Written instruction a> In one to three sentences, explain what the claim in the gradient boosting paragraph below of the regressor's outstanding performance is based on.

______________________________

A gradient boosting regressor model proposed in paper [7] was applied on two datasets: Cocomo81 and China. The performance of the proposed model was reported to seven models: stochastic gradient descent, K-nearest neighbours, decision tree, bagging regressor, random forest regressor, Ada-boost regressor, and gradient boosting regressor starting from four metrics: mean absolute error, mean square error, root mean square error, and coefficient of determination. The gradient boosting algorithm is improved by adding the summation of the predicted results of the previous tree, and this iteration continues until the estimated accuracy is achieved. The research procedure consisted of data collection, data preprocessing, splitting the data for training and testing in a ratio of 80:20, and implementing the gradient boosting model. The study results proved that the gradient boosting regressor performance is outstanding regarding the two datasets for all used metrics, obtaining values such as 0.98 (Cocomo81) and 0.93 (China) for coefficient of determination and 153 (Cocomo81) and 676.6 (China) for mean absolute error.

______________________________

Written instruction b> Write out the rows below from the line with "- notes-icon: [33, 396, 48, 414]" to the line with "- tasks-icon: [31, 437, 49, 455]".

Spatial layout data>
______________________________

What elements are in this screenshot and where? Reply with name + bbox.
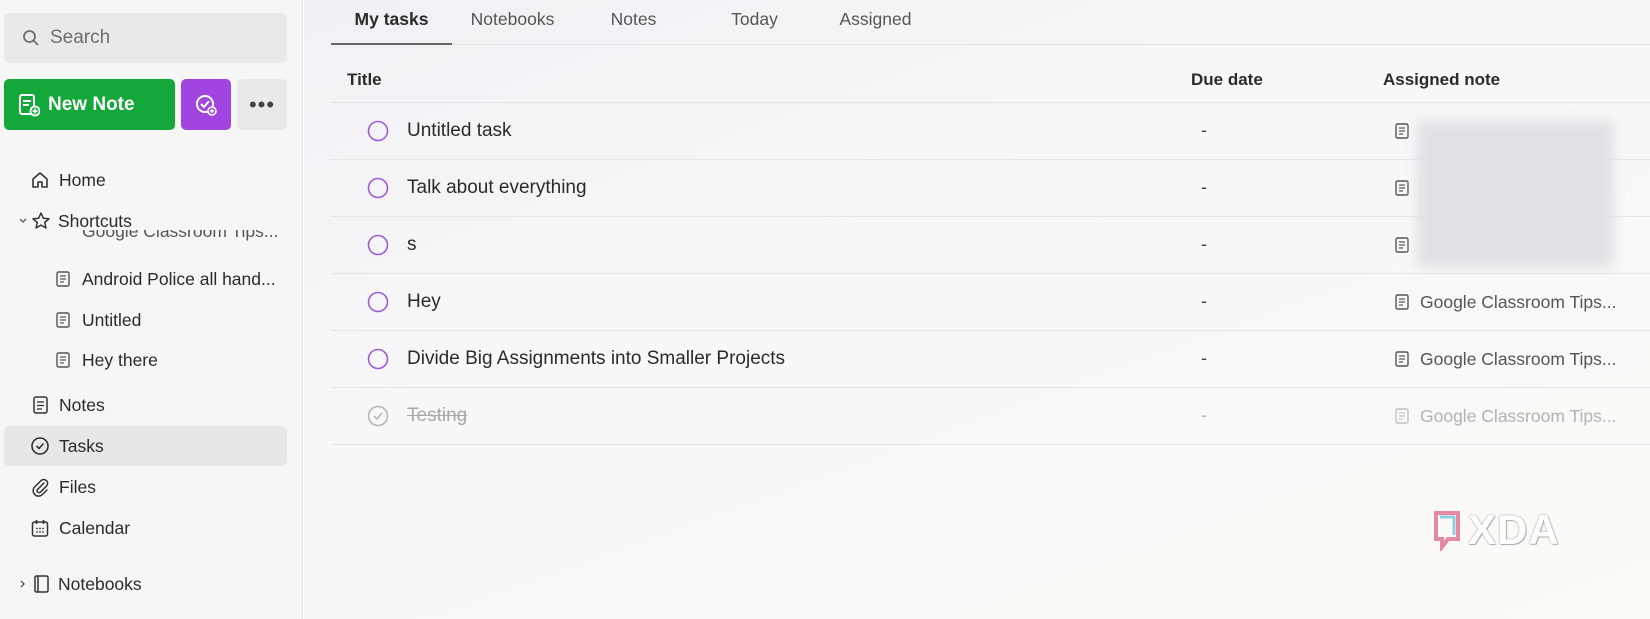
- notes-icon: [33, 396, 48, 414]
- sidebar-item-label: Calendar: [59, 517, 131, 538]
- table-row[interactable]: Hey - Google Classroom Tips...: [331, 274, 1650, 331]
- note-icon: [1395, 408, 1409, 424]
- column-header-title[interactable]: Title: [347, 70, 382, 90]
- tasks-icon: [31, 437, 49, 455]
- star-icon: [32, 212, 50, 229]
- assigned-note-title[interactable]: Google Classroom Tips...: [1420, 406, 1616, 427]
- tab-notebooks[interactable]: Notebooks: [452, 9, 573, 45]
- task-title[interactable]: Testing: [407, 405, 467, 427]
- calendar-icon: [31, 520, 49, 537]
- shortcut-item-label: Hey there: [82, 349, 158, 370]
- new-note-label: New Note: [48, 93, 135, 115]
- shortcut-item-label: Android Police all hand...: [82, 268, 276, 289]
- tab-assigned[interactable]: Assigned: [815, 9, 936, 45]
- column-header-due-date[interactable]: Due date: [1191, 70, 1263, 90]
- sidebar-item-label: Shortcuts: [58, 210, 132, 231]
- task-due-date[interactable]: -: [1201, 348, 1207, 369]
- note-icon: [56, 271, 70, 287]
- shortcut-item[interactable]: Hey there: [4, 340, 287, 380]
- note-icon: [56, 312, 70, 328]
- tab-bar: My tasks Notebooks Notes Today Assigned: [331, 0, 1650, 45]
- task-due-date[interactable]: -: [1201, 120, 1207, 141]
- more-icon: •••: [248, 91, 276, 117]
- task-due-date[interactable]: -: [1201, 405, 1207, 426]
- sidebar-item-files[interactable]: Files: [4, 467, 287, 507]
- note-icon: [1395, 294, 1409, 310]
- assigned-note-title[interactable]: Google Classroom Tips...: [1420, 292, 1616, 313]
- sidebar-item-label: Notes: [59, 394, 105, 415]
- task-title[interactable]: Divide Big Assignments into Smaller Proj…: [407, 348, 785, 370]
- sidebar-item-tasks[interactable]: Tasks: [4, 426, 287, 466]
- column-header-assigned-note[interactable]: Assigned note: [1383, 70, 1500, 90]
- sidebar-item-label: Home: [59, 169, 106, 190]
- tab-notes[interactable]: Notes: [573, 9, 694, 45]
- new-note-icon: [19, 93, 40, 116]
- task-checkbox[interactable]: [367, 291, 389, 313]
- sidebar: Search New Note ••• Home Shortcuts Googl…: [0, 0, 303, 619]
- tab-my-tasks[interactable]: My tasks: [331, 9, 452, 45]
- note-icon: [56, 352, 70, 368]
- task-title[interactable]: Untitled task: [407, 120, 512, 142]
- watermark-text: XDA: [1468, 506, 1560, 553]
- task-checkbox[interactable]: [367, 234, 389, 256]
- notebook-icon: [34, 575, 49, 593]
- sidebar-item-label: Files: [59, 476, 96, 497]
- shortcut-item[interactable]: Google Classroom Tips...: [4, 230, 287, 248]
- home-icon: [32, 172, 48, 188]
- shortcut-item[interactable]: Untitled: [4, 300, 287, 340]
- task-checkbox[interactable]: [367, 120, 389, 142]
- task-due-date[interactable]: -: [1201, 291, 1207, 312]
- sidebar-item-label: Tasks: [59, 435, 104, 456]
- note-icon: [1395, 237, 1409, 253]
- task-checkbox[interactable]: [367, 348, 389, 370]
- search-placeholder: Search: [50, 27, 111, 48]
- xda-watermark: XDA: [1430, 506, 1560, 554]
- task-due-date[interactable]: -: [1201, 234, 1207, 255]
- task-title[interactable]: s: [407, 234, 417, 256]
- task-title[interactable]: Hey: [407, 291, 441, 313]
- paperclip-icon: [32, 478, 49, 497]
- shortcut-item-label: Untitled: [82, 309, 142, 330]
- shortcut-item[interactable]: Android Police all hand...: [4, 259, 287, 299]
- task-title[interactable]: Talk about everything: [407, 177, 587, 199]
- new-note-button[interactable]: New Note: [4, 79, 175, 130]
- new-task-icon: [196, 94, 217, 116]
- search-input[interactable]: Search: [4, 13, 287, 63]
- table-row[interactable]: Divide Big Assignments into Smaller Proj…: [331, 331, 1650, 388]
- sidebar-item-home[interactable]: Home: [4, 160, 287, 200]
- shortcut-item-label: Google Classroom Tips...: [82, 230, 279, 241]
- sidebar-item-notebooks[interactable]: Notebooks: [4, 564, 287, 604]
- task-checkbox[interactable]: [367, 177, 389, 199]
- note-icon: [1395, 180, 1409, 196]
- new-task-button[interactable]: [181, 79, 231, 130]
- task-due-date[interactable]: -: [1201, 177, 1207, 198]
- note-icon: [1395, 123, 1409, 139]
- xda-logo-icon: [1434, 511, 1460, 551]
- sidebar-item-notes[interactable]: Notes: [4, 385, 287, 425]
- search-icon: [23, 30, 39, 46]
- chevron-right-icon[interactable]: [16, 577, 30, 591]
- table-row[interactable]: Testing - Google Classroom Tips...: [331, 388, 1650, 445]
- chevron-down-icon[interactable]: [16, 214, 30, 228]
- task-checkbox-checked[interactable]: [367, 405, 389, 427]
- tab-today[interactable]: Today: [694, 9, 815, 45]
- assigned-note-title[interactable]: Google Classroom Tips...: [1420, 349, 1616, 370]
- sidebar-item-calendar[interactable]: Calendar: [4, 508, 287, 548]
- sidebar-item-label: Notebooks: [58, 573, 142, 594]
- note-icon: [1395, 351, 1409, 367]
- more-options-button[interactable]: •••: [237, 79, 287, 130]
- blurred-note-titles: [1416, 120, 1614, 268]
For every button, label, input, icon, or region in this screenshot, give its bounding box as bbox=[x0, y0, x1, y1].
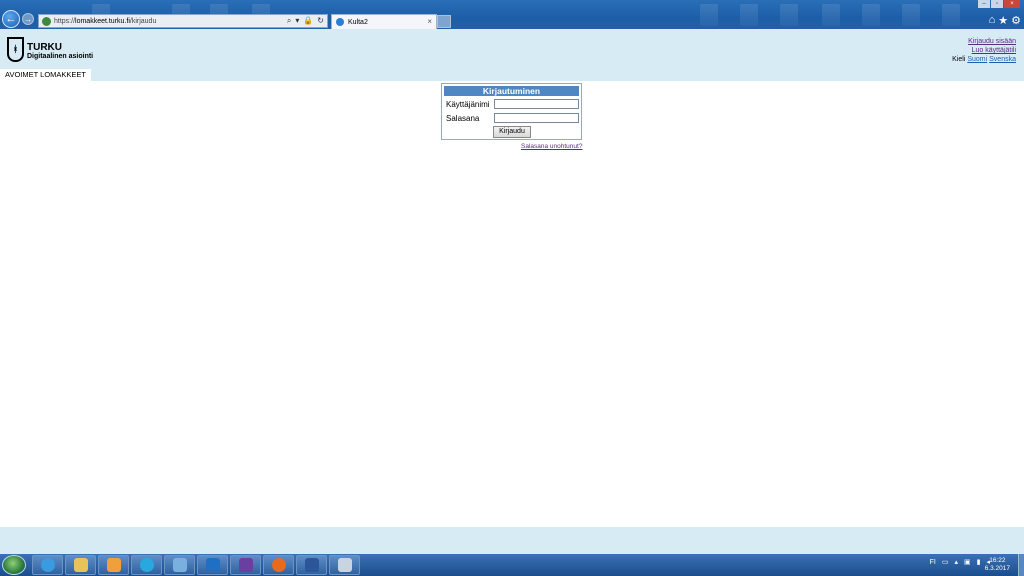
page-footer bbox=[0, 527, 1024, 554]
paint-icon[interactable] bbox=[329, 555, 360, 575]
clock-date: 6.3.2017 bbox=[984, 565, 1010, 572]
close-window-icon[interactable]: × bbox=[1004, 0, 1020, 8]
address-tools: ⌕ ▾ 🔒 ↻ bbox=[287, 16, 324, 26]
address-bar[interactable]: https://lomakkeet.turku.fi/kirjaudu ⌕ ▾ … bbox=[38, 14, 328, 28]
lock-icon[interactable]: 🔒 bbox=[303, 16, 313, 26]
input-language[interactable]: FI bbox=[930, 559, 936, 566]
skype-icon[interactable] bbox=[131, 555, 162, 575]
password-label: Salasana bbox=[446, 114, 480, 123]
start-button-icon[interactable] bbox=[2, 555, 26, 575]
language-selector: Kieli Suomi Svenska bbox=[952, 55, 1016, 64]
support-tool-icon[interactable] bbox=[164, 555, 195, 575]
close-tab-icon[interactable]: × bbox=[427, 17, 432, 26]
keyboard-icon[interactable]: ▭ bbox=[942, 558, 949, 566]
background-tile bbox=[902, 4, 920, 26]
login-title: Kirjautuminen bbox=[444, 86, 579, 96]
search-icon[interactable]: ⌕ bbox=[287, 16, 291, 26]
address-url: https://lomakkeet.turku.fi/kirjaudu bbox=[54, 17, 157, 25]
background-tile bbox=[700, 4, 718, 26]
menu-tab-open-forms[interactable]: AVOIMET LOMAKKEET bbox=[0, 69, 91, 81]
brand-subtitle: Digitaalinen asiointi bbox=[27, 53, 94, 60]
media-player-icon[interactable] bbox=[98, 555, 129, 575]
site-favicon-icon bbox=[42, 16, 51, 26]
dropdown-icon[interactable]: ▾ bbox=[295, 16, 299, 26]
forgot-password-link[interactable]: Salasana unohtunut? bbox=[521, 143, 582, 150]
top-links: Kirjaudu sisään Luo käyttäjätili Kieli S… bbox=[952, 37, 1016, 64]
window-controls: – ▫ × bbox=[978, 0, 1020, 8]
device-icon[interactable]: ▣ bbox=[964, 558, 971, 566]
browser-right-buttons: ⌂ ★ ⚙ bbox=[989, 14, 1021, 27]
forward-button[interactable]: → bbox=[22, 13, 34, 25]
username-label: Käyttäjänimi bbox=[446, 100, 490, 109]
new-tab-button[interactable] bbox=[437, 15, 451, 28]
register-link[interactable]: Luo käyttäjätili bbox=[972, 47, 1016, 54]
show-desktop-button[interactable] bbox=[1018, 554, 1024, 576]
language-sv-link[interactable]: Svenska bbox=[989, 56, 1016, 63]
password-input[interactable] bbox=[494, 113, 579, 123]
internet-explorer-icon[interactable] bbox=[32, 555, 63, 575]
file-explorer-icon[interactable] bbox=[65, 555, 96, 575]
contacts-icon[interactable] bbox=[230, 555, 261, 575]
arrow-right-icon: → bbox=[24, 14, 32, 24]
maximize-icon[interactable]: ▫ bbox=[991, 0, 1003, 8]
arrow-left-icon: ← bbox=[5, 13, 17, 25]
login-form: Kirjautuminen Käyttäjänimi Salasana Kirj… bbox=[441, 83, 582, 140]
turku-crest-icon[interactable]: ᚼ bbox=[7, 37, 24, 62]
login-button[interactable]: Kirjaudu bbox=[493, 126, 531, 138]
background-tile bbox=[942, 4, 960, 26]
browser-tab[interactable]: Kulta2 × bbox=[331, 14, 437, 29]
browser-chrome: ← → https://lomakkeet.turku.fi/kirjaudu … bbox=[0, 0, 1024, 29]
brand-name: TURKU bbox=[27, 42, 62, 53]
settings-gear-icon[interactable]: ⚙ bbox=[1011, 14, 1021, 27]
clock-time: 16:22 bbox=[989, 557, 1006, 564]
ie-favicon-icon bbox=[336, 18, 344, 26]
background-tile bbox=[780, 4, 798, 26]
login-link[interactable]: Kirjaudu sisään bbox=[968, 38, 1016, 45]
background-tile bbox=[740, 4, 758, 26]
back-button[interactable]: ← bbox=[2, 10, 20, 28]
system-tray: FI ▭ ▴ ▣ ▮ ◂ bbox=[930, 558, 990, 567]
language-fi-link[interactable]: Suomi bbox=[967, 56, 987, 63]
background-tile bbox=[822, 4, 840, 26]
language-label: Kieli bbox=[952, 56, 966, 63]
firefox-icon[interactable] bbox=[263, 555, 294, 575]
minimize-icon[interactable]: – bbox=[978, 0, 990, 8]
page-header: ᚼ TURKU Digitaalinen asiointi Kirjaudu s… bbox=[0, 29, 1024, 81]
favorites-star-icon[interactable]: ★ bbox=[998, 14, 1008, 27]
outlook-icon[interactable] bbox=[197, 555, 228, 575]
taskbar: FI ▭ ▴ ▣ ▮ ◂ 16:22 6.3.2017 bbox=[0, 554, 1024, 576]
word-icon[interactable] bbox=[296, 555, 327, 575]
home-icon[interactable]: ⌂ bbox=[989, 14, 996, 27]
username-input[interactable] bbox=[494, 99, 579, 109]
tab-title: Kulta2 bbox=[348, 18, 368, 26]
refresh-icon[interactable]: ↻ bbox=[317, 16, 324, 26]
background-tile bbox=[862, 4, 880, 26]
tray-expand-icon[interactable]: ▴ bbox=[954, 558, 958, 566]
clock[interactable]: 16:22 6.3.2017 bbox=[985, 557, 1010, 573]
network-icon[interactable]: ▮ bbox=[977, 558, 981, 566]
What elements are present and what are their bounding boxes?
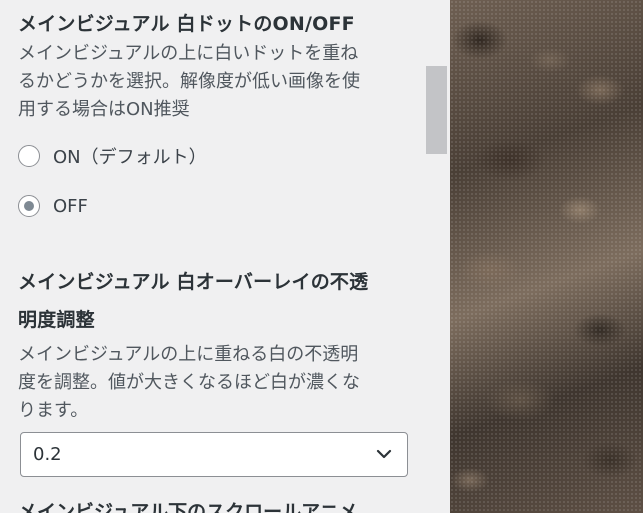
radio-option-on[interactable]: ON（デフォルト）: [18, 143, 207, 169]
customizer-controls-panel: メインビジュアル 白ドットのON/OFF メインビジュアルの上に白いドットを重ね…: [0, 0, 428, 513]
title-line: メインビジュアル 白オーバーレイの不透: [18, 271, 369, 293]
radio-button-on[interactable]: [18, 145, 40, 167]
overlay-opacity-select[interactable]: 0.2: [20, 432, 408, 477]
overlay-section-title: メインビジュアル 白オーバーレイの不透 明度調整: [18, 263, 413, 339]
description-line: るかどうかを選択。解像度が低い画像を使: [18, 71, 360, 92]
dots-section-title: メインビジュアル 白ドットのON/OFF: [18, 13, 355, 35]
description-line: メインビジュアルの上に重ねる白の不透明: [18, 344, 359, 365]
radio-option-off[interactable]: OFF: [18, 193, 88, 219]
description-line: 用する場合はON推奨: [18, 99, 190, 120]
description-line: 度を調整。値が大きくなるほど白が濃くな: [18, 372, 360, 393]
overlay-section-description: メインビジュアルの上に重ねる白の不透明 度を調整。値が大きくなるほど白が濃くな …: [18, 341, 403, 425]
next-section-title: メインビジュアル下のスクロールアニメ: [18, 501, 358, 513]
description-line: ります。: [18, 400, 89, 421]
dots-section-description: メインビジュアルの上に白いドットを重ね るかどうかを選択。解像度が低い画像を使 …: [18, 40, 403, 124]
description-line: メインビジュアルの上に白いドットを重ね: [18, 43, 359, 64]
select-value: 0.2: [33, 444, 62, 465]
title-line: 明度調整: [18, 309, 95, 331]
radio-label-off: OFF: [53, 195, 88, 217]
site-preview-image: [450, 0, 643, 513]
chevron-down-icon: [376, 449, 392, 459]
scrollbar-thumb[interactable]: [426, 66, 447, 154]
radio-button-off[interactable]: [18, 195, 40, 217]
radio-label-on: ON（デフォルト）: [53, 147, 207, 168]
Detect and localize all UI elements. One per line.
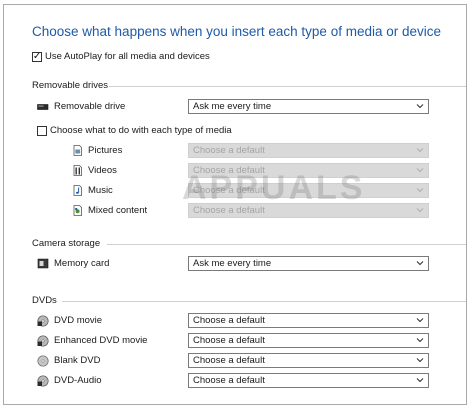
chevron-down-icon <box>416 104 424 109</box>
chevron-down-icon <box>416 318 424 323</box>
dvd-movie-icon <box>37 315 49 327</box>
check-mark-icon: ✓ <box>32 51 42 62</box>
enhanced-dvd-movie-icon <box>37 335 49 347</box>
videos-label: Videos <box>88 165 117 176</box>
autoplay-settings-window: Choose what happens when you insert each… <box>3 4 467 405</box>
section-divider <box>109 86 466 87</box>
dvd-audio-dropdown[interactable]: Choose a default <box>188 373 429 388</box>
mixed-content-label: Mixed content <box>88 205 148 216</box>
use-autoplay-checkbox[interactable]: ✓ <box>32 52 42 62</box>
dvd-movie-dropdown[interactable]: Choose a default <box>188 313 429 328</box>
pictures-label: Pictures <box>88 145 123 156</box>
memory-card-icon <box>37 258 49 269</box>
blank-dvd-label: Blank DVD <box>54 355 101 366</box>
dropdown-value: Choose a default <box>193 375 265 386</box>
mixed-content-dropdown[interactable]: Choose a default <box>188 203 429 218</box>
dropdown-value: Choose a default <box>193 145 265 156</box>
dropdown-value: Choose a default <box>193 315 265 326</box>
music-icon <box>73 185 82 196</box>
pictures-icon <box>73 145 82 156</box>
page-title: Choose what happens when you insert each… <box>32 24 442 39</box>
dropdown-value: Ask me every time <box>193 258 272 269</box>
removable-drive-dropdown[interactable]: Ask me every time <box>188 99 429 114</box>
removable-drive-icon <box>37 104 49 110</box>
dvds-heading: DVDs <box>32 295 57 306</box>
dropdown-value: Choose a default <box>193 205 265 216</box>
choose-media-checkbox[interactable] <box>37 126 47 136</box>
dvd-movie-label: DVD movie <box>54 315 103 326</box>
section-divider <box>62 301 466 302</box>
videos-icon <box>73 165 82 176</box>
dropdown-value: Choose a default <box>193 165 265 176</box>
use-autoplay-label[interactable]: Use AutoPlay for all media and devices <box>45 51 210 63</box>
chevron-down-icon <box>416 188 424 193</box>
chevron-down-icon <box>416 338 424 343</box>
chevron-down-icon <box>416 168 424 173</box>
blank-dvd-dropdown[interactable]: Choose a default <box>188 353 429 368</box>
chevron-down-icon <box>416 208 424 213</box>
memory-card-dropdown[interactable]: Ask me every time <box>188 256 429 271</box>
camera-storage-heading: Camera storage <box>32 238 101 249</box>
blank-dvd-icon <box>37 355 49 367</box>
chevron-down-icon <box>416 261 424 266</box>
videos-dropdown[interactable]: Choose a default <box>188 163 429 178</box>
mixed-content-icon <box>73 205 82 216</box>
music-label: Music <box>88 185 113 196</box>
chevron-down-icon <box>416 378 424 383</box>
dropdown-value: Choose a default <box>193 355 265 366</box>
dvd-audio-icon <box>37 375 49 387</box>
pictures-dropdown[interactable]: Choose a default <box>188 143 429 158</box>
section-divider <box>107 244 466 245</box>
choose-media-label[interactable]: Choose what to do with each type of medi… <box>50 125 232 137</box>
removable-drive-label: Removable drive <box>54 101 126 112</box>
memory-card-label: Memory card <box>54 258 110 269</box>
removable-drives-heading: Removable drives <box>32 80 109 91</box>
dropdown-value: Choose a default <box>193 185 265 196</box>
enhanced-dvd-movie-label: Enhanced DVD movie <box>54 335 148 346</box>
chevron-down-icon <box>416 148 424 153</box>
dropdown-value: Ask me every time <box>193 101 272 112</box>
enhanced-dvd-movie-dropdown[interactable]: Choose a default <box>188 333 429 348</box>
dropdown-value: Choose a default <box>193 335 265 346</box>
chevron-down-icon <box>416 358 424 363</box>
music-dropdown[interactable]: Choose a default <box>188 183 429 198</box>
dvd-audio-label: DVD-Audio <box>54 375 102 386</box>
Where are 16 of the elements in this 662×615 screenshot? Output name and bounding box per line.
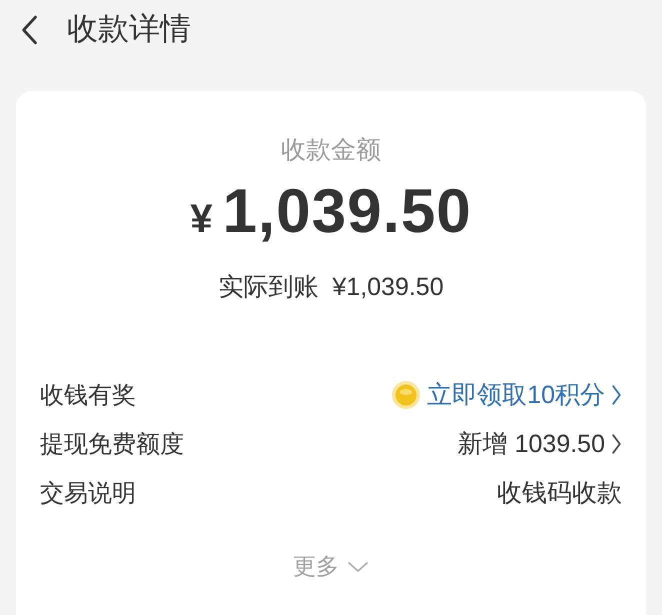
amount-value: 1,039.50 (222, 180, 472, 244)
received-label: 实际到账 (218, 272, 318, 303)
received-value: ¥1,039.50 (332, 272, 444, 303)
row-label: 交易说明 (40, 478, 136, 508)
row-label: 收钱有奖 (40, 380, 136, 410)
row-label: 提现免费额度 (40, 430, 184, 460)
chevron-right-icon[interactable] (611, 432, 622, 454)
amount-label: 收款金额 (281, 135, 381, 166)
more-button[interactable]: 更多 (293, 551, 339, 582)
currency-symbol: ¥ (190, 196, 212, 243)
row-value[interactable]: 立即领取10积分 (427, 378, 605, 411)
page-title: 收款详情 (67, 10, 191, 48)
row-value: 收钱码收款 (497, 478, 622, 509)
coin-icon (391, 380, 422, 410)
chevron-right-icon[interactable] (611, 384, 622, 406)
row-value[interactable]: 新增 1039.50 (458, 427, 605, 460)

______________________________

Final answer a> The claim is based on the study's results on both datasets, Cocomo81 and China, across all the metrics used. The regressor reached a coefficient of determination of 0.98 on Cocomo81 and 0.93 on China, and a mean absolute error of 153 on Cocomo81 and 676.6 on China.

Final answer b>
- notes-icon: [33, 396, 48, 414]
- sidebar-item-label: Calendar: [59, 517, 131, 538]
- table-row[interactable]: Hey - Google Classroom Tips...: [331, 274, 1650, 331]
- note-icon: [1395, 408, 1409, 424]
- column-header-title[interactable]: Title: [347, 70, 382, 90]
- tasks-icon: [31, 437, 49, 455]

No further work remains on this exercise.